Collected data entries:
--- Start ---

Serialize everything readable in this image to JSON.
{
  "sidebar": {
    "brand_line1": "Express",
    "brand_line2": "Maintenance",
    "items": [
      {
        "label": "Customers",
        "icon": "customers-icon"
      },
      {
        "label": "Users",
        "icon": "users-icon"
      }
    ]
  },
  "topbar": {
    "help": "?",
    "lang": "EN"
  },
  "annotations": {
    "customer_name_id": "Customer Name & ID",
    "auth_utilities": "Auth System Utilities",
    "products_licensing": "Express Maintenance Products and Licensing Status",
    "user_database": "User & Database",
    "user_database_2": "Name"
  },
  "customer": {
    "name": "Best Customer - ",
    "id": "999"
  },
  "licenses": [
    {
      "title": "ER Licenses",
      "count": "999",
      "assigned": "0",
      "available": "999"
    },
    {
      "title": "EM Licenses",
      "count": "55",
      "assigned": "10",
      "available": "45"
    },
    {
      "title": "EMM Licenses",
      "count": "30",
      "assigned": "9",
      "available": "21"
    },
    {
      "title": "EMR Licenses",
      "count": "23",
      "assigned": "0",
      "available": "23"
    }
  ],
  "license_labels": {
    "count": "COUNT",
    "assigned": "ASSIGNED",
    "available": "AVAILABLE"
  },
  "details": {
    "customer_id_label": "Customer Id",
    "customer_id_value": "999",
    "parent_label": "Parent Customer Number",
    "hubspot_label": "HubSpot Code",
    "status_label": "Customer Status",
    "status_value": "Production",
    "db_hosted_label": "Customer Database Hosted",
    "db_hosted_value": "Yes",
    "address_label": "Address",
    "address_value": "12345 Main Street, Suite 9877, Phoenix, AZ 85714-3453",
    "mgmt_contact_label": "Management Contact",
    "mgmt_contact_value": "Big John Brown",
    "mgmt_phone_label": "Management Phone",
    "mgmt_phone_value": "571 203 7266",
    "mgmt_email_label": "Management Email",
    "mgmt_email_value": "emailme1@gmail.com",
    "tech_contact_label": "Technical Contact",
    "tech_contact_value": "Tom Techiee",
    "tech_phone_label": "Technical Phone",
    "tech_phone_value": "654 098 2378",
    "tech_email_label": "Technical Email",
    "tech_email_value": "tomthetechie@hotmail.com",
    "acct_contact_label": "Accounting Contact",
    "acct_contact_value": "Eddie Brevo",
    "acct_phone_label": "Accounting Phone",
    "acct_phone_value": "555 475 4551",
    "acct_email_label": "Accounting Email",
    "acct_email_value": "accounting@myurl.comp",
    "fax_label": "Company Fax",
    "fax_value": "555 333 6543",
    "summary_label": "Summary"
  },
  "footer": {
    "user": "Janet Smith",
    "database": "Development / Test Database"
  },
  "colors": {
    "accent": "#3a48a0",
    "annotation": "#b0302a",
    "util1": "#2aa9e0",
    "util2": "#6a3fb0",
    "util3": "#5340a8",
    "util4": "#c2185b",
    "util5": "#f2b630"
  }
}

--- End ---

> _What to work on_
Transcribe all of the material exactly. Omit nothing.

> _Written response_
Serialize everything readable in this image to JSON.
{
  "sidebar": {
    "brand_line1": "Express",
    "brand_line2": "Maintenance",
    "items": [
      {
        "label": "Customers",
        "icon": "customers-icon"
      },
      {
        "label": "Users",
        "icon": "users-icon"
      }
    ]
  },
  "topbar": {
    "help": "?",
    "lang": "EN"
  },
  "annotations": {
    "customer_name_id": "Customer Name & ID",
    "auth_utilities": "Auth System Utilities",
    "products_licensing": "Express Maintenance Products and Licensing Status",
    "user_database": "User & Database",
    "user_database_2": "Name"
  },
  "customer": {
    "name": "Best Customer - ",
    "id": "999"
  },
  "licenses": [
    {
      "title": "ER Licenses",
      "count": "999",
      "assigned": "0",
      "available": "999"
    },
    {
      "title": "EM Licenses",
      "count": "55",
      "assigned": "10",
      "available": "45"
    },
    {
      "title": "EMM Licenses",
      "count": "30",
      "assigned": "9",
      "available": "21"
    },
    {
      "title": "EMR Licenses",
      "count": "23",
      "assigned": "0",
      "available": "23"
    }
  ],
  "license_labels": {
    "count": "COUNT",
    "assigned": "ASSIGNED",
    "available": "AVAILABLE"
  },
  "details": {
    "customer_id_label": "Customer Id",
    "customer_id_value": "999",
    "parent_label": "Parent Customer Number",
    "hubspot_label": "HubSpot Code",
    "status_label": "Customer Status",
    "status_value": "Production",
    "db_hosted_label": "Customer Database Hosted",
    "db_hosted_value": "Yes",
    "address_label": "Address",
    "address_value": "12345 Main Street, Suite 9877, Phoenix, AZ 85714-3453",
    "mgmt_contact_label": "Management Contact",
    "mgmt_contact_value": "Big John Brown",
    "mgmt_phone_label": "Management Phone",
    "mgmt_phone_value": "571 203 7266",
    "mgmt_email_label": "Management Email",
    "mgmt_email_value": "emailme1@gmail.com",
    "tech_contact_label": "Technical Contact",
    "tech_contact_value": "Tom Techiee",
    "tech_phone_label": "Technical Phone",
    "tech_phone_value": "654 098 2378",
    "tech_email_label": "Technical Email",
    "tech_email_value": "tomthetechie@hotmail.com",
    "acct_contact_label": "Accounting Contact",
    "acct_contact_value": "Eddie Brevo",
    "acct_phone_label": "Accounting Phone",
    "acct_phone_value": "555 475 4551",
    "acct_email_label": "Accounting Email",
    "acct_email_value": "accounting@myurl.comp",
    "fax_label": "Company Fax",
    "fax_value": "555 333 6543",
    "summary_label": "Summary"
  },
  "footer": {
    "user": "Janet Smith",
    "database": "Development / Test Database"
  },
  "colors": {
    "accent": "#3a48a0",
    "annotation": "#b0302a",
    "util1": "#2aa9e0",
    "util2": "#6a3fb0",
    "util3": "#5340a8",
    "util4": "#c2185b",
    "util5": "#f2b630"
  }
}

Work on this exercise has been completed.